(Figure contents as structured data)

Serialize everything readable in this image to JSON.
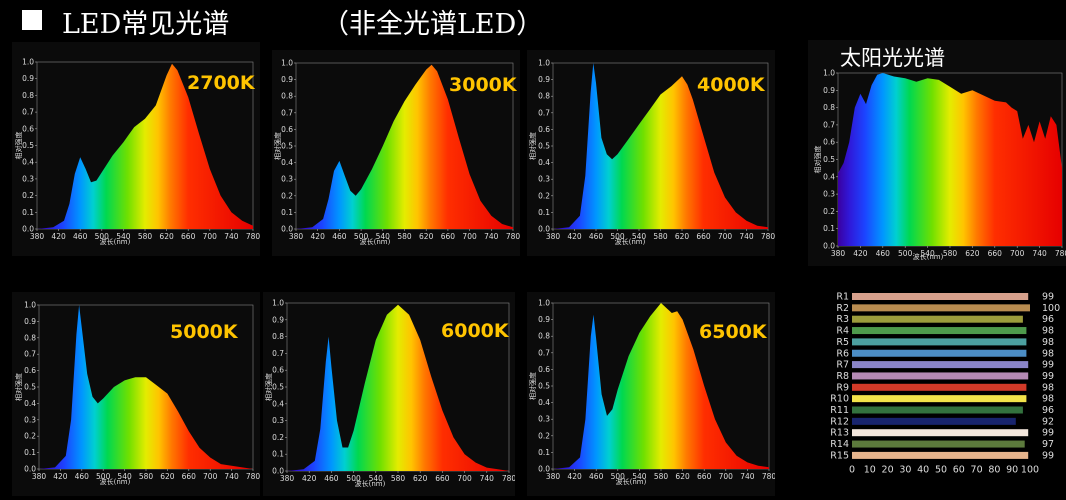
{
  "header": {
    "title": "LED常见光谱",
    "subtitle": "（非全光谱LED）"
  },
  "axis": {
    "xlabel": "波长(nm)",
    "ylabel": "相对强度",
    "xticks": [
      "380",
      "420",
      "460",
      "500",
      "540",
      "580",
      "620",
      "660",
      "700",
      "740",
      "780"
    ],
    "yticks": [
      "0.0",
      "0.1",
      "0.2",
      "0.3",
      "0.4",
      "0.5",
      "0.6",
      "0.7",
      "0.8",
      "0.9",
      "1.0"
    ]
  },
  "chart_data": [
    {
      "type": "area",
      "title": "2700K",
      "xlim": [
        380,
        780
      ],
      "ylim": [
        0,
        1
      ],
      "x": [
        380,
        410,
        430,
        440,
        450,
        460,
        470,
        480,
        490,
        500,
        520,
        540,
        560,
        580,
        600,
        620,
        630,
        640,
        660,
        680,
        700,
        720,
        740,
        760,
        780
      ],
      "y": [
        0,
        0.01,
        0.05,
        0.15,
        0.33,
        0.43,
        0.36,
        0.28,
        0.29,
        0.34,
        0.44,
        0.52,
        0.61,
        0.66,
        0.74,
        0.92,
        0.99,
        0.95,
        0.79,
        0.57,
        0.36,
        0.2,
        0.1,
        0.05,
        0.02
      ]
    },
    {
      "type": "area",
      "title": "3000K",
      "xlim": [
        380,
        780
      ],
      "ylim": [
        0,
        1
      ],
      "x": [
        380,
        410,
        430,
        440,
        450,
        460,
        470,
        480,
        490,
        500,
        520,
        540,
        560,
        580,
        600,
        620,
        630,
        640,
        660,
        680,
        700,
        720,
        740,
        760,
        780
      ],
      "y": [
        0,
        0.01,
        0.06,
        0.18,
        0.35,
        0.41,
        0.32,
        0.23,
        0.2,
        0.24,
        0.36,
        0.5,
        0.65,
        0.77,
        0.87,
        0.96,
        0.99,
        0.95,
        0.78,
        0.55,
        0.33,
        0.17,
        0.08,
        0.03,
        0.01
      ]
    },
    {
      "type": "area",
      "title": "4000K",
      "xlim": [
        380,
        780
      ],
      "ylim": [
        0,
        1
      ],
      "x": [
        380,
        410,
        430,
        440,
        450,
        455,
        460,
        470,
        480,
        490,
        500,
        520,
        540,
        560,
        580,
        600,
        620,
        630,
        640,
        660,
        680,
        700,
        720,
        740,
        760,
        780
      ],
      "y": [
        0,
        0.01,
        0.08,
        0.32,
        0.82,
        1.0,
        0.88,
        0.55,
        0.45,
        0.42,
        0.45,
        0.54,
        0.63,
        0.72,
        0.81,
        0.86,
        0.92,
        0.87,
        0.78,
        0.56,
        0.34,
        0.19,
        0.1,
        0.05,
        0.02,
        0.01
      ]
    },
    {
      "type": "area",
      "title": "5000K",
      "xlim": [
        380,
        780
      ],
      "ylim": [
        0,
        1
      ],
      "x": [
        380,
        410,
        430,
        440,
        450,
        455,
        460,
        470,
        480,
        490,
        500,
        520,
        540,
        560,
        580,
        600,
        620,
        640,
        660,
        680,
        700,
        720,
        740,
        760,
        780
      ],
      "y": [
        0,
        0.01,
        0.08,
        0.3,
        0.82,
        1.0,
        0.86,
        0.58,
        0.44,
        0.4,
        0.43,
        0.5,
        0.54,
        0.56,
        0.56,
        0.51,
        0.46,
        0.35,
        0.23,
        0.13,
        0.07,
        0.03,
        0.02,
        0.01,
        0
      ]
    },
    {
      "type": "area",
      "title": "6000K",
      "xlim": [
        380,
        780
      ],
      "ylim": [
        0,
        1
      ],
      "x": [
        380,
        410,
        430,
        440,
        450,
        455,
        460,
        470,
        480,
        490,
        500,
        520,
        540,
        560,
        580,
        600,
        620,
        640,
        660,
        680,
        700,
        720,
        740,
        760,
        780
      ],
      "y": [
        0,
        0.01,
        0.06,
        0.25,
        0.65,
        0.8,
        0.62,
        0.3,
        0.14,
        0.14,
        0.24,
        0.52,
        0.78,
        0.93,
        0.99,
        0.93,
        0.78,
        0.56,
        0.36,
        0.2,
        0.1,
        0.05,
        0.02,
        0.01,
        0
      ]
    },
    {
      "type": "area",
      "title": "6500K",
      "xlim": [
        380,
        780
      ],
      "ylim": [
        0,
        1
      ],
      "x": [
        380,
        410,
        430,
        440,
        450,
        455,
        460,
        470,
        480,
        490,
        500,
        520,
        540,
        560,
        580,
        600,
        610,
        620,
        640,
        660,
        680,
        700,
        720,
        740,
        760,
        780
      ],
      "y": [
        0,
        0.01,
        0.07,
        0.3,
        0.8,
        0.93,
        0.78,
        0.45,
        0.32,
        0.36,
        0.48,
        0.68,
        0.82,
        0.92,
        1.0,
        0.94,
        0.95,
        0.9,
        0.72,
        0.5,
        0.3,
        0.16,
        0.08,
        0.04,
        0.02,
        0.01
      ]
    },
    {
      "type": "area",
      "title": "太阳光光谱",
      "xlim": [
        380,
        780
      ],
      "ylim": [
        0,
        1
      ],
      "x": [
        380,
        390,
        400,
        410,
        420,
        430,
        440,
        450,
        460,
        480,
        500,
        520,
        540,
        560,
        580,
        600,
        620,
        640,
        660,
        680,
        690,
        700,
        710,
        720,
        730,
        740,
        750,
        760,
        770,
        780
      ],
      "y": [
        0.42,
        0.48,
        0.6,
        0.8,
        0.88,
        0.82,
        0.93,
        0.99,
        1.0,
        0.98,
        0.97,
        0.95,
        0.97,
        0.96,
        0.92,
        0.88,
        0.9,
        0.87,
        0.84,
        0.83,
        0.8,
        0.78,
        0.62,
        0.7,
        0.6,
        0.72,
        0.62,
        0.75,
        0.7,
        0.45
      ]
    },
    {
      "type": "bar",
      "title": "",
      "categories": [
        "R1",
        "R2",
        "R3",
        "R4",
        "R5",
        "R6",
        "R7",
        "R8",
        "R9",
        "R10",
        "R11",
        "R12",
        "R13",
        "R14",
        "R15"
      ],
      "values": [
        99,
        100,
        96,
        98,
        98,
        98,
        99,
        99,
        98,
        98,
        96,
        92,
        99,
        97,
        99
      ],
      "value_labels": [
        "99",
        "100",
        "96",
        "98",
        "98",
        "98",
        "99",
        "99",
        "98",
        "98",
        "96",
        "92",
        "99",
        "97",
        "99"
      ],
      "colors": [
        "#d6a08c",
        "#b98c50",
        "#9c9c3c",
        "#4e9a4c",
        "#4ca0a0",
        "#4c8ec6",
        "#8a84c8",
        "#b58ab5",
        "#d23a28",
        "#f2e34a",
        "#33723e",
        "#18246e",
        "#f3e6dc",
        "#5c7a3c",
        "#e6b48c"
      ],
      "xticks": [
        "0",
        "10",
        "20",
        "30",
        "40",
        "50",
        "60",
        "70",
        "80",
        "90",
        "100"
      ],
      "xlim": [
        0,
        100
      ]
    }
  ]
}
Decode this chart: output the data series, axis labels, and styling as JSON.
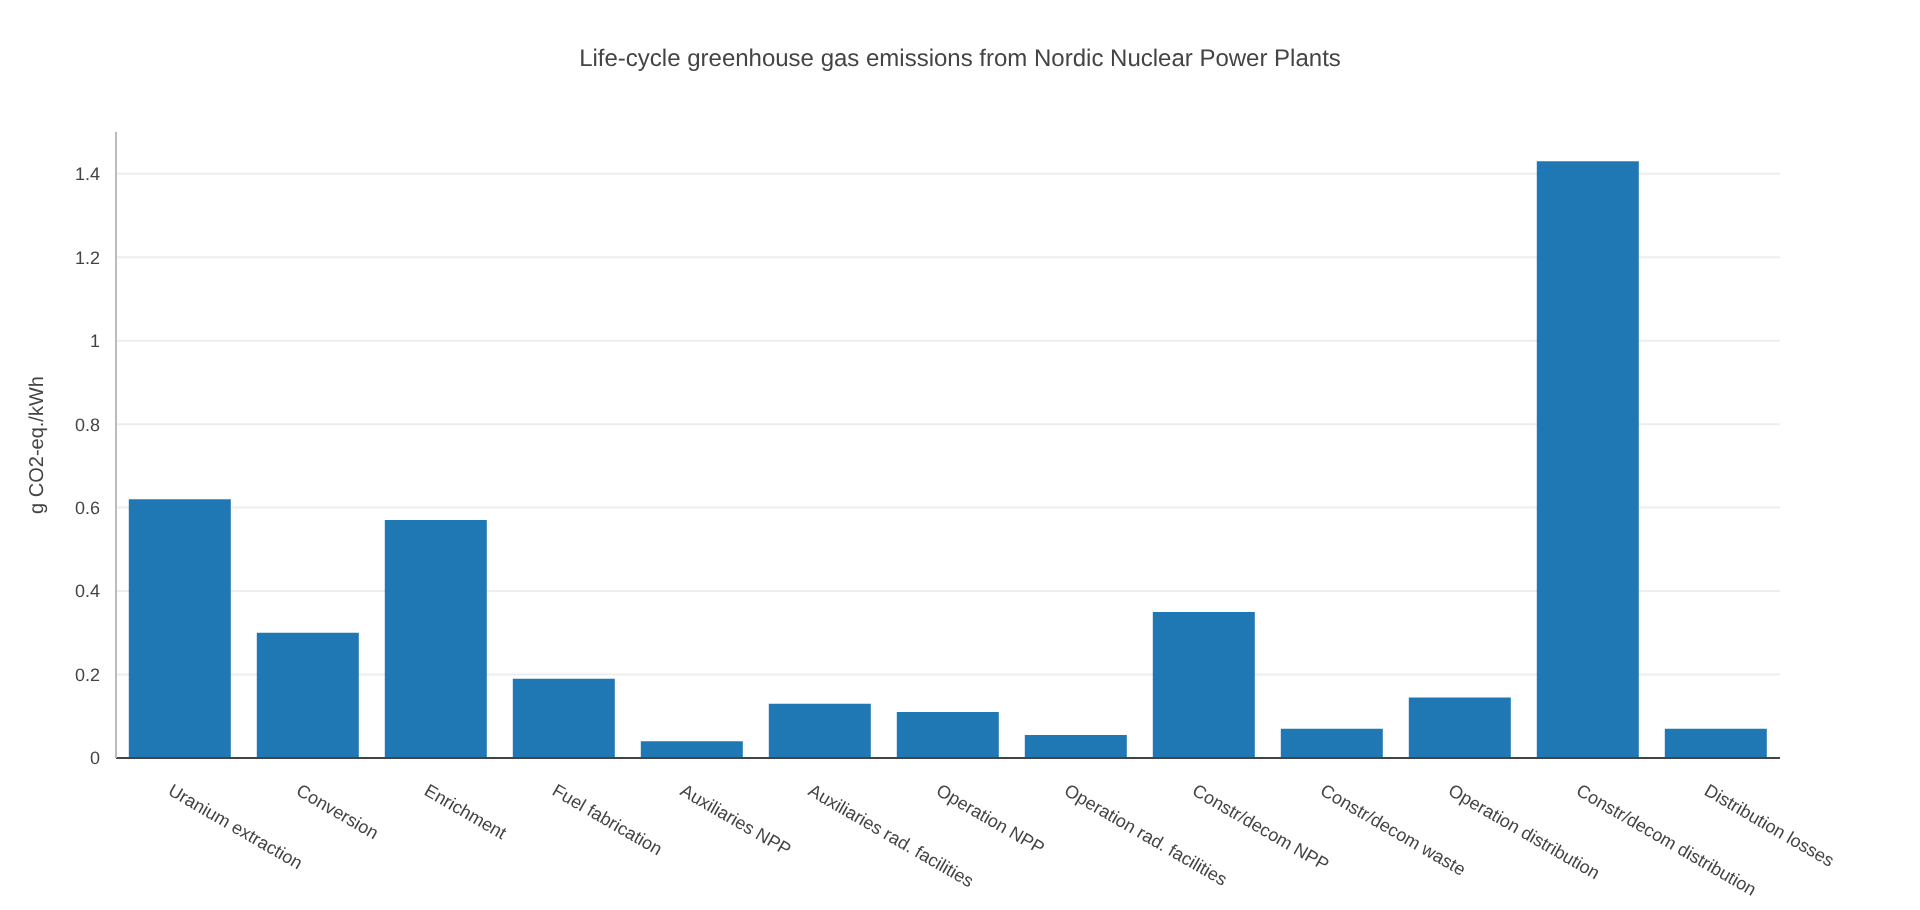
{
  "chart_data": {
    "type": "bar",
    "title": "Life-cycle greenhouse gas emissions from Nordic Nuclear Power Plants",
    "ylabel": "g CO2-eq./kWh",
    "categories": [
      "Uranium extraction",
      "Conversion",
      "Enrichment",
      "Fuel fabrication",
      "Auxiliaries NPP",
      "Auxiliaries rad. facilities",
      "Operation NPP",
      "Operation rad. facilities",
      "Constr/decom NPP",
      "Constr/decom waste",
      "Operation distribution",
      "Constr/decom distribution",
      "Distribution losses"
    ],
    "values": [
      0.62,
      0.3,
      0.57,
      0.19,
      0.04,
      0.13,
      0.11,
      0.055,
      0.35,
      0.07,
      0.145,
      1.43,
      0.07
    ],
    "color": "#1f77b4",
    "ylim": [
      0,
      1.5
    ],
    "yticks": [
      0,
      0.2,
      0.4,
      0.6,
      0.8,
      1,
      1.2,
      1.4
    ],
    "grid": "y"
  }
}
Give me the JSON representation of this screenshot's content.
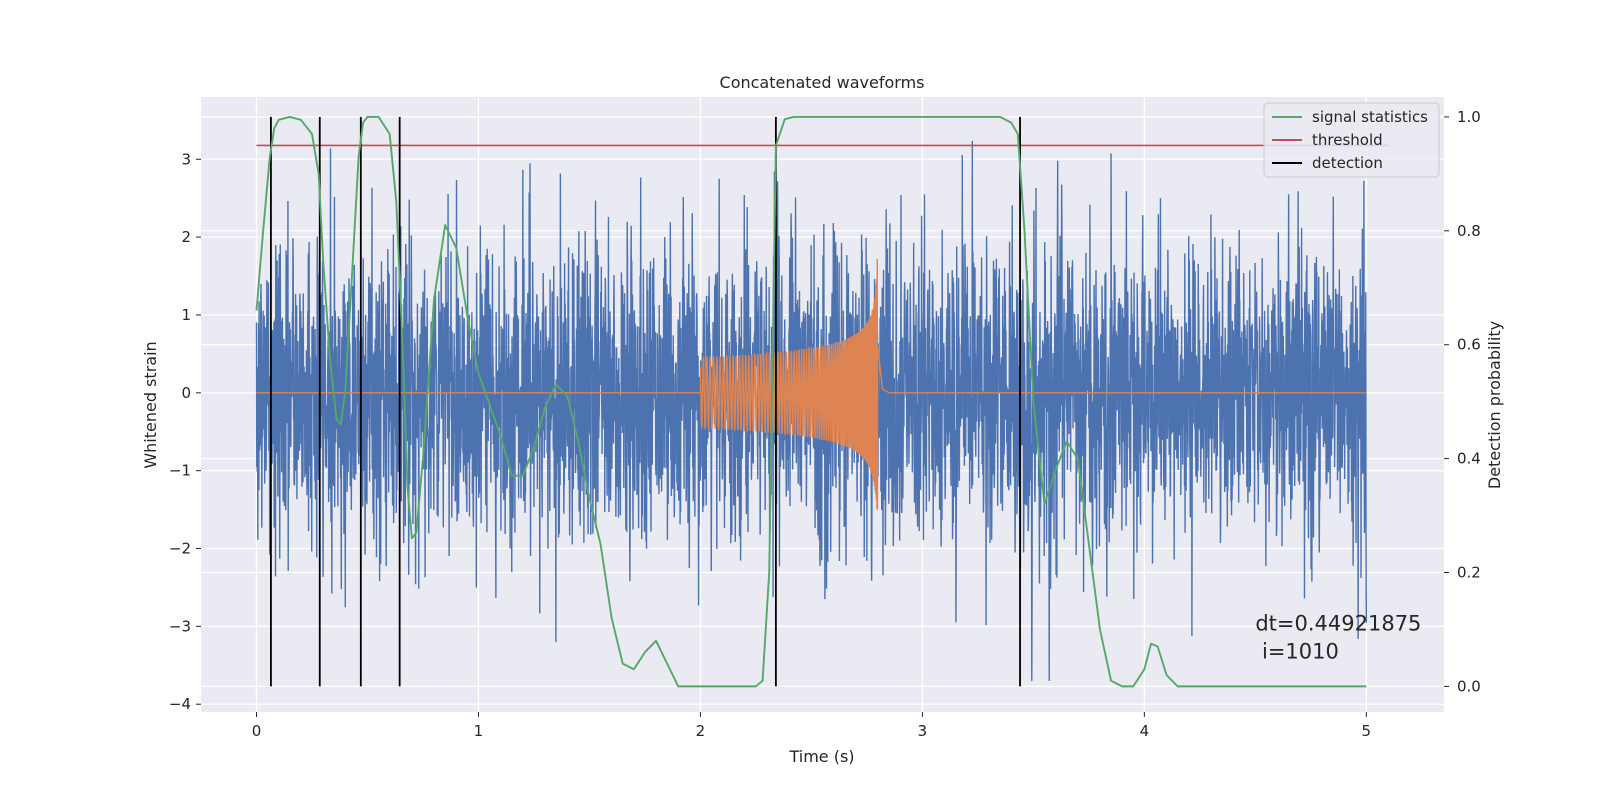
{
  "chart_data": {
    "type": "line",
    "title": "Concatenated waveforms",
    "xlabel": "Time (s)",
    "ylabel": "Whitened strain",
    "y2label": "Detection probability",
    "xlim": [
      -0.25,
      5.35
    ],
    "ylim": [
      -4.1,
      3.8
    ],
    "y2lim": [
      -0.045,
      1.035
    ],
    "xticks": [
      0,
      1,
      2,
      3,
      4,
      5
    ],
    "xtick_labels": [
      "0",
      "1",
      "2",
      "3",
      "4",
      "5"
    ],
    "yticks": [
      -4,
      -3,
      -2,
      -1,
      0,
      1,
      2,
      3
    ],
    "ytick_labels": [
      "−4",
      "−3",
      "−2",
      "−1",
      "0",
      "1",
      "2",
      "3"
    ],
    "y2ticks": [
      0.0,
      0.2,
      0.4,
      0.6,
      0.8,
      1.0
    ],
    "y2tick_labels": [
      "0.0",
      "0.2",
      "0.4",
      "0.6",
      "0.8",
      "1.0"
    ],
    "grid": true,
    "legend_position": "top-right",
    "colors": {
      "noise": "#4c72b0",
      "template": "#dd8452",
      "statistic": "#55a868",
      "threshold": "#c44e52",
      "detection": "#000000",
      "background": "#eaeaf2",
      "grid": "#ffffff"
    },
    "legend": [
      {
        "label": "signal statistics",
        "color": "#55a868"
      },
      {
        "label": "threshold",
        "color": "#c44e52"
      },
      {
        "label": "detection",
        "color": "#000000"
      }
    ],
    "noise_series": {
      "name": "whitened strain",
      "axis": "left",
      "x_range": [
        0,
        5
      ],
      "typical_amplitude": 1.3,
      "max": 3.4,
      "min": -3.7
    },
    "template_series": {
      "name": "injected chirp",
      "axis": "left",
      "flat_value": 0,
      "chirp_start": 2.0,
      "merger_time": 2.8,
      "amplitude_start": 0.45,
      "peak_max": 1.8,
      "peak_min": -1.5
    },
    "statistic_series": {
      "name": "signal statistics",
      "axis": "right",
      "x": [
        0.0,
        0.03,
        0.06,
        0.08,
        0.1,
        0.15,
        0.2,
        0.25,
        0.28,
        0.3,
        0.33,
        0.36,
        0.38,
        0.4,
        0.43,
        0.46,
        0.48,
        0.5,
        0.55,
        0.6,
        0.63,
        0.66,
        0.68,
        0.7,
        0.72,
        0.75,
        0.8,
        0.85,
        0.9,
        0.95,
        1.0,
        1.1,
        1.15,
        1.2,
        1.25,
        1.3,
        1.35,
        1.4,
        1.45,
        1.5,
        1.55,
        1.6,
        1.65,
        1.7,
        1.75,
        1.8,
        1.85,
        1.9,
        2.0,
        2.1,
        2.2,
        2.25,
        2.28,
        2.31,
        2.34,
        2.38,
        2.42,
        2.5,
        3.0,
        3.35,
        3.4,
        3.43,
        3.46,
        3.5,
        3.55,
        3.6,
        3.65,
        3.7,
        3.75,
        3.8,
        3.85,
        3.9,
        3.95,
        4.0,
        4.03,
        4.06,
        4.1,
        4.15,
        4.5,
        5.0
      ],
      "y": [
        0.66,
        0.8,
        0.93,
        0.98,
        0.995,
        1.0,
        0.995,
        0.97,
        0.9,
        0.75,
        0.58,
        0.47,
        0.46,
        0.52,
        0.72,
        0.93,
        0.99,
        1.0,
        1.0,
        0.97,
        0.85,
        0.58,
        0.35,
        0.26,
        0.27,
        0.4,
        0.68,
        0.81,
        0.77,
        0.65,
        0.55,
        0.44,
        0.37,
        0.37,
        0.42,
        0.49,
        0.53,
        0.51,
        0.43,
        0.33,
        0.25,
        0.12,
        0.04,
        0.03,
        0.06,
        0.08,
        0.04,
        0.0,
        0.0,
        0.0,
        0.0,
        0.0,
        0.01,
        0.2,
        0.95,
        0.996,
        1.0,
        1.0,
        1.0,
        1.0,
        0.99,
        0.97,
        0.8,
        0.5,
        0.32,
        0.38,
        0.43,
        0.4,
        0.25,
        0.1,
        0.01,
        0.0,
        0.0,
        0.03,
        0.075,
        0.07,
        0.02,
        0.0,
        0.0,
        0.0
      ]
    },
    "threshold": {
      "value": 0.95,
      "axis": "right",
      "x_range": [
        0,
        5.1
      ]
    },
    "detections": [
      0.065,
      0.285,
      0.47,
      0.645,
      2.34,
      3.44
    ],
    "annotation": {
      "line1": "dt=0.44921875",
      "line2": " i=1010",
      "x": 4.5,
      "y": -3.05
    }
  }
}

=== Objective ===
Which lines contain "ylabel"? Copy each of them out.

=== Complete response ===
    "ylabel": "相对强度",
    "ylabel": "g CO2-eq./kWh",
    "ylabel": "Whitened strain",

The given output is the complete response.